■ **Extracted entries**:
....................

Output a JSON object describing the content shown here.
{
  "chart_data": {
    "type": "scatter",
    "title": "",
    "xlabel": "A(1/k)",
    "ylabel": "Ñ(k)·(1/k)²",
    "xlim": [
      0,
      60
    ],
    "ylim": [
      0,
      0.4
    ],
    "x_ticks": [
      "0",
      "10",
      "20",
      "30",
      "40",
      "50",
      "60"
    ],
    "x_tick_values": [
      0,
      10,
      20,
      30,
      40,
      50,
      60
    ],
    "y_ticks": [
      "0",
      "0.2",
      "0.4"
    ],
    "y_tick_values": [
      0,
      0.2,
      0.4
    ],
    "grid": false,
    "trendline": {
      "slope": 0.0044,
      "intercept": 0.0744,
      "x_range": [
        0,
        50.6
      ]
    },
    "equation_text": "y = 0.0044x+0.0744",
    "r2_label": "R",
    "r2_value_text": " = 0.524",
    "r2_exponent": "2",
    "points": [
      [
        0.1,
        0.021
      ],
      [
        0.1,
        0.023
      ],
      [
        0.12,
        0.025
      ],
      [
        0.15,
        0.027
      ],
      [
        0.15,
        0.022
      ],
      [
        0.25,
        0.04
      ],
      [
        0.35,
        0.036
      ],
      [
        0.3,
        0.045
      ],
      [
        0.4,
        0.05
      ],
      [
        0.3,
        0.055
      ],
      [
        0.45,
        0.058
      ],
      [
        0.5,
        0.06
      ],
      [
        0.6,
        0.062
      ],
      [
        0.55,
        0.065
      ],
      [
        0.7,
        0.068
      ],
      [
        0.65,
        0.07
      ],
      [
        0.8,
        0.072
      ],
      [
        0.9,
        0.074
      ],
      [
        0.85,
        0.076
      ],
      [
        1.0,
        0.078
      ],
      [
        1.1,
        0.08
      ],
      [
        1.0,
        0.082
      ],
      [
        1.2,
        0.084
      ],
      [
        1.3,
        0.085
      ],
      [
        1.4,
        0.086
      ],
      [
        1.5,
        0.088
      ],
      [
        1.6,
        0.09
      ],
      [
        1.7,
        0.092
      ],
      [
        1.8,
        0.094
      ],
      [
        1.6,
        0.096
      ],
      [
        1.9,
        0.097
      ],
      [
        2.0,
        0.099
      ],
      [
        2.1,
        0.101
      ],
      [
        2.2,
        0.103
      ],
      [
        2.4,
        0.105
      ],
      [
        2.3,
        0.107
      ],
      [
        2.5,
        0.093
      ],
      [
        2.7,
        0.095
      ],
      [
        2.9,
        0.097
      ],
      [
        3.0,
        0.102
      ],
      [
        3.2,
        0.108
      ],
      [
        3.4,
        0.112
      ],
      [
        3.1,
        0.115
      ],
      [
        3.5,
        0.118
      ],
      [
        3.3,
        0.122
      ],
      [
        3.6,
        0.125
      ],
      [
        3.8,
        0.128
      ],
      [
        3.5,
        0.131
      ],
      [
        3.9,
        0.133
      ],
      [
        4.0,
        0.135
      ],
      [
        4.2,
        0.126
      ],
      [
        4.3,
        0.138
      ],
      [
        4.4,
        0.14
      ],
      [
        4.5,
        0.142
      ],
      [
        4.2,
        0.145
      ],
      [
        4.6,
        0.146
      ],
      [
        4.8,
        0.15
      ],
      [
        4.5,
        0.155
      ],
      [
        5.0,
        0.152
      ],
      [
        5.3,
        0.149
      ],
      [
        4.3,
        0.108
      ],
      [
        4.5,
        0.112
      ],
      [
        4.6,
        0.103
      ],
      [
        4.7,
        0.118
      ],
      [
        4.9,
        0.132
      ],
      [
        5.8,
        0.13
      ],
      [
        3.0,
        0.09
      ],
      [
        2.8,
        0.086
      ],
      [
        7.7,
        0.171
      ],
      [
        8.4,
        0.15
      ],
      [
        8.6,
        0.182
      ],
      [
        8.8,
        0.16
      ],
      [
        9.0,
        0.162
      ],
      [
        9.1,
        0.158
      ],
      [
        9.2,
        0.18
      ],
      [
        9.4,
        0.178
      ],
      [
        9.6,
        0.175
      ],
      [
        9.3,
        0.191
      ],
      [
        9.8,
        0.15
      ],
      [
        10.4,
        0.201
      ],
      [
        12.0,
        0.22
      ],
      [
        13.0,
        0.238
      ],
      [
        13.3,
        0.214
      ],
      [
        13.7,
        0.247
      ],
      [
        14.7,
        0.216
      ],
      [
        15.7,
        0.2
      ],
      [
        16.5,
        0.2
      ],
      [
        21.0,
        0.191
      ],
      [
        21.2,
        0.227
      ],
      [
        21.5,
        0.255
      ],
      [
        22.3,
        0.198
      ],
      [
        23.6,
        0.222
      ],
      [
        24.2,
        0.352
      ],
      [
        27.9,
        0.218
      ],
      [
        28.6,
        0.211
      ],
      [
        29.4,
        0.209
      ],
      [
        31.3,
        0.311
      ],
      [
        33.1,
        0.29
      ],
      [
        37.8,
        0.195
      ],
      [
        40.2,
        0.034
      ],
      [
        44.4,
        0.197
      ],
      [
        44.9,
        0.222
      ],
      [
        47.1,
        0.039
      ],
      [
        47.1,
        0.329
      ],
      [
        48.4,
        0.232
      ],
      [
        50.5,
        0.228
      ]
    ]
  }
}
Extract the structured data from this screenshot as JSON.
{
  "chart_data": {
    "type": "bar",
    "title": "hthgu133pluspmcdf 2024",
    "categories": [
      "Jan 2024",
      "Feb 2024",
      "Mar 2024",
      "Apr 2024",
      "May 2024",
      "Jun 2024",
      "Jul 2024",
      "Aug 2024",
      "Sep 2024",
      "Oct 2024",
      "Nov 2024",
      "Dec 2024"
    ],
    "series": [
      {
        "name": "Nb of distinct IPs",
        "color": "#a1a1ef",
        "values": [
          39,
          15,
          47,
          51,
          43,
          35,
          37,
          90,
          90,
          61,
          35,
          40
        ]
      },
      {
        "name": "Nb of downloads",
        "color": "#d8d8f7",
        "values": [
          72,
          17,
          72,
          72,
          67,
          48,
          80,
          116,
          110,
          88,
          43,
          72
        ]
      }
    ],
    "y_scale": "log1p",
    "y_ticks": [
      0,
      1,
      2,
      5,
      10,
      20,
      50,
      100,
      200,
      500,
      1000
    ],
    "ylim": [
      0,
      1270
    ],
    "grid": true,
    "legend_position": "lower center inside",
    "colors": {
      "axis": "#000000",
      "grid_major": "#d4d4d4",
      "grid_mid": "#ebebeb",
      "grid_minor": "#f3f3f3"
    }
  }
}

....................

■ **Written problem**:
Reproduce the data in full, exactly as presented.

■ **Exercise response**:
Output a JSON object describing the content shown here.
{
  "chart_data": {
    "type": "scatter",
    "title": "",
    "xlabel": "A(1/k)",
    "ylabel": "Ñ(k)·(1/k)²",
    "xlim": [
      0,
      60
    ],
    "ylim": [
      0,
      0.4
    ],
    "x_ticks": [
      "0",
      "10",
      "20",
      "30",
      "40",
      "50",
      "60"
    ],
    "x_tick_values": [
      0,
      10,
      20,
      30,
      40,
      50,
      60
    ],
    "y_ticks": [
      "0",
      "0.2",
      "0.4"
    ],
    "y_tick_values": [
      0,
      0.2,
      0.4
    ],
    "grid": false,
    "trendline": {
      "slope": 0.0044,
      "intercept": 0.0744,
      "x_range": [
        0,
        50.6
      ]
    },
    "equation_text": "y = 0.0044x+0.0744",
    "r2_label": "R",
    "r2_value_text": " = 0.524",
    "r2_exponent": "2",
    "points": [
      [
        0.1,
        0.021
      ],
      [
        0.1,
        0.023
      ],
      [
        0.12,
        0.025
      ],
      [
        0.15,
        0.027
      ],
      [
        0.15,
        0.022
      ],
      [
        0.25,
        0.04
      ],
      [
        0.35,
        0.036
      ],
      [
        0.3,
        0.045
      ],
      [
        0.4,
        0.05
      ],
      [
        0.3,
        0.055
      ],
      [
        0.45,
        0.058
      ],
      [
        0.5,
        0.06
      ],
      [
        0.6,
        0.062
      ],
      [
        0.55,
        0.065
      ],
      [
        0.7,
        0.068
      ],
      [
        0.65,
        0.07
      ],
      [
        0.8,
        0.072
      ],
      [
        0.9,
        0.074
      ],
      [
        0.85,
        0.076
      ],
      [
        1.0,
        0.078
      ],
      [
        1.1,
        0.08
      ],
      [
        1.0,
        0.082
      ],
      [
        1.2,
        0.084
      ],
      [
        1.3,
        0.085
      ],
      [
        1.4,
        0.086
      ],
      [
        1.5,
        0.088
      ],
      [
        1.6,
        0.09
      ],
      [
        1.7,
        0.092
      ],
      [
        1.8,
        0.094
      ],
      [
        1.6,
        0.096
      ],
      [
        1.9,
        0.097
      ],
      [
        2.0,
        0.099
      ],
      [
        2.1,
        0.101
      ],
      [
        2.2,
        0.103
      ],
      [
        2.4,
        0.105
      ],
      [
        2.3,
        0.107
      ],
      [
        2.5,
        0.093
      ],
      [
        2.7,
        0.095
      ],
      [
        2.9,
        0.097
      ],
      [
        3.0,
        0.102
      ],
      [
        3.2,
        0.108
      ],
      [
        3.4,
        0.112
      ],
      [
        3.1,
        0.115
      ],
      [
        3.5,
        0.118
      ],
      [
        3.3,
        0.122
      ],
      [
        3.6,
        0.125
      ],
      [
        3.8,
        0.128
      ],
      [
        3.5,
        0.131
      ],
      [
        3.9,
        0.133
      ],
      [
        4.0,
        0.135
      ],
      [
        4.2,
        0.126
      ],
      [
        4.3,
        0.138
      ],
      [
        4.4,
        0.14
      ],
      [
        4.5,
        0.142
      ],
      [
        4.2,
        0.145
      ],
      [
        4.6,
        0.146
      ],
      [
        4.8,
        0.15
      ],
      [
        4.5,
        0.155
      ],
      [
        5.0,
        0.152
      ],
      [
        5.3,
        0.149
      ],
      [
        4.3,
        0.108
      ],
      [
        4.5,
        0.112
      ],
      [
        4.6,
        0.103
      ],
      [
        4.7,
        0.118
      ],
      [
        4.9,
        0.132
      ],
      [
        5.8,
        0.13
      ],
      [
        3.0,
        0.09
      ],
      [
        2.8,
        0.086
      ],
      [
        7.7,
        0.171
      ],
      [
        8.4,
        0.15
      ],
      [
        8.6,
        0.182
      ],
      [
        8.8,
        0.16
      ],
      [
        9.0,
        0.162
      ],
      [
        9.1,
        0.158
      ],
      [
        9.2,
        0.18
      ],
      [
        9.4,
        0.178
      ],
      [
        9.6,
        0.175
      ],
      [
        9.3,
        0.191
      ],
      [
        9.8,
        0.15
      ],
      [
        10.4,
        0.201
      ],
      [
        12.0,
        0.22
      ],
      [
        13.0,
        0.238
      ],
      [
        13.3,
        0.214
      ],
      [
        13.7,
        0.247
      ],
      [
        14.7,
        0.216
      ],
      [
        15.7,
        0.2
      ],
      [
        16.5,
        0.2
      ],
      [
        21.0,
        0.191
      ],
      [
        21.2,
        0.227
      ],
      [
        21.5,
        0.255
      ],
      [
        22.3,
        0.198
      ],
      [
        23.6,
        0.222
      ],
      [
        24.2,
        0.352
      ],
      [
        27.9,
        0.218
      ],
      [
        28.6,
        0.211
      ],
      [
        29.4,
        0.209
      ],
      [
        31.3,
        0.311
      ],
      [
        33.1,
        0.29
      ],
      [
        37.8,
        0.195
      ],
      [
        40.2,
        0.034
      ],
      [
        44.4,
        0.197
      ],
      [
        44.9,
        0.222
      ],
      [
        47.1,
        0.039
      ],
      [
        47.1,
        0.329
      ],
      [
        48.4,
        0.232
      ],
      [
        50.5,
        0.228
      ]
    ]
  }
}
Extract the structured data from this screenshot as JSON.
{
  "chart_data": {
    "type": "bar",
    "title": "hthgu133pluspmcdf 2024",
    "categories": [
      "Jan 2024",
      "Feb 2024",
      "Mar 2024",
      "Apr 2024",
      "May 2024",
      "Jun 2024",
      "Jul 2024",
      "Aug 2024",
      "Sep 2024",
      "Oct 2024",
      "Nov 2024",
      "Dec 2024"
    ],
    "series": [
      {
        "name": "Nb of distinct IPs",
        "color": "#a1a1ef",
        "values": [
          39,
          15,
          47,
          51,
          43,
          35,
          37,
          90,
          90,
          61,
          35,
          40
        ]
      },
      {
        "name": "Nb of downloads",
        "color": "#d8d8f7",
        "values": [
          72,
          17,
          72,
          72,
          67,
          48,
          80,
          116,
          110,
          88,
          43,
          72
        ]
      }
    ],
    "y_scale": "log1p",
    "y_ticks": [
      0,
      1,
      2,
      5,
      10,
      20,
      50,
      100,
      200,
      500,
      1000
    ],
    "ylim": [
      0,
      1270
    ],
    "grid": true,
    "legend_position": "lower center inside",
    "colors": {
      "axis": "#000000",
      "grid_major": "#d4d4d4",
      "grid_mid": "#ebebeb",
      "grid_minor": "#f3f3f3"
    }
  }
}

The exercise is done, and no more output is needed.